§ **Requirement**
Retype each record shown below, leaving every character as it is.

§ **Dataset records**
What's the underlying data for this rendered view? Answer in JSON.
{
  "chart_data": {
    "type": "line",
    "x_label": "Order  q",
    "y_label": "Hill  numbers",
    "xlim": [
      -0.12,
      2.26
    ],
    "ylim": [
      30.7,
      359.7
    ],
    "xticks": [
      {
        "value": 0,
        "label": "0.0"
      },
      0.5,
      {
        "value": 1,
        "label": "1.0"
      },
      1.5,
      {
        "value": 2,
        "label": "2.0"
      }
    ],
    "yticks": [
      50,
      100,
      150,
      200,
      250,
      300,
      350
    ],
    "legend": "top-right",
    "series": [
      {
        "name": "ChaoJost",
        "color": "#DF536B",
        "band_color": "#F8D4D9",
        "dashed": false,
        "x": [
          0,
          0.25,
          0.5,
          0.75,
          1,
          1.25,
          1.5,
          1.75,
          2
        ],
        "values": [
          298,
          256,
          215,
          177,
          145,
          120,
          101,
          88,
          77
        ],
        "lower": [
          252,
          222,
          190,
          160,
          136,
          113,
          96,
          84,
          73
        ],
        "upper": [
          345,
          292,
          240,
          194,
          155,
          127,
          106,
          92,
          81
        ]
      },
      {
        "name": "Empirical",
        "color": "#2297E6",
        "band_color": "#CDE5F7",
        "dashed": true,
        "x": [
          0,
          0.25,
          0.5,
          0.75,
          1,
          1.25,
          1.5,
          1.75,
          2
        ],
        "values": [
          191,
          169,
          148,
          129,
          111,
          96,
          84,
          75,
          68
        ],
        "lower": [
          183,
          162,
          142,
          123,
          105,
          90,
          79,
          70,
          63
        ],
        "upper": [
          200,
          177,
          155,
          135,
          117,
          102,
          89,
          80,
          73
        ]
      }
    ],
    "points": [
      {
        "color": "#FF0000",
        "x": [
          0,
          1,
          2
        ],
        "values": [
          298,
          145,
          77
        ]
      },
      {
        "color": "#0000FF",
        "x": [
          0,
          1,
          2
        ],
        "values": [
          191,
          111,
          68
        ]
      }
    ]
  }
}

§ **Answer below**
What's the underlying data for this rendered view? Answer in JSON.
{
  "chart_data": {
    "type": "line",
    "x_label": "Order  q",
    "y_label": "Hill  numbers",
    "xlim": [
      -0.12,
      2.26
    ],
    "ylim": [
      30.7,
      359.7
    ],
    "xticks": [
      {
        "value": 0,
        "label": "0.0"
      },
      0.5,
      {
        "value": 1,
        "label": "1.0"
      },
      1.5,
      {
        "value": 2,
        "label": "2.0"
      }
    ],
    "yticks": [
      50,
      100,
      150,
      200,
      250,
      300,
      350
    ],
    "legend": "top-right",
    "series": [
      {
        "name": "ChaoJost",
        "color": "#DF536B",
        "band_color": "#F8D4D9",
        "dashed": false,
        "x": [
          0,
          0.25,
          0.5,
          0.75,
          1,
          1.25,
          1.5,
          1.75,
          2
        ],
        "values": [
          298,
          256,
          215,
          177,
          145,
          120,
          101,
          88,
          77
        ],
        "lower": [
          252,
          222,
          190,
          160,
          136,
          113,
          96,
          84,
          73
        ],
        "upper": [
          345,
          292,
          240,
          194,
          155,
          127,
          106,
          92,
          81
        ]
      },
      {
        "name": "Empirical",
        "color": "#2297E6",
        "band_color": "#CDE5F7",
        "dashed": true,
        "x": [
          0,
          0.25,
          0.5,
          0.75,
          1,
          1.25,
          1.5,
          1.75,
          2
        ],
        "values": [
          191,
          169,
          148,
          129,
          111,
          96,
          84,
          75,
          68
        ],
        "lower": [
          183,
          162,
          142,
          123,
          105,
          90,
          79,
          70,
          63
        ],
        "upper": [
          200,
          177,
          155,
          135,
          117,
          102,
          89,
          80,
          73
        ]
      }
    ],
    "points": [
      {
        "color": "#FF0000",
        "x": [
          0,
          1,
          2
        ],
        "values": [
          298,
          145,
          77
        ]
      },
      {
        "color": "#0000FF",
        "x": [
          0,
          1,
          2
        ],
        "values": [
          191,
          111,
          68
        ]
      }
    ]
  }
}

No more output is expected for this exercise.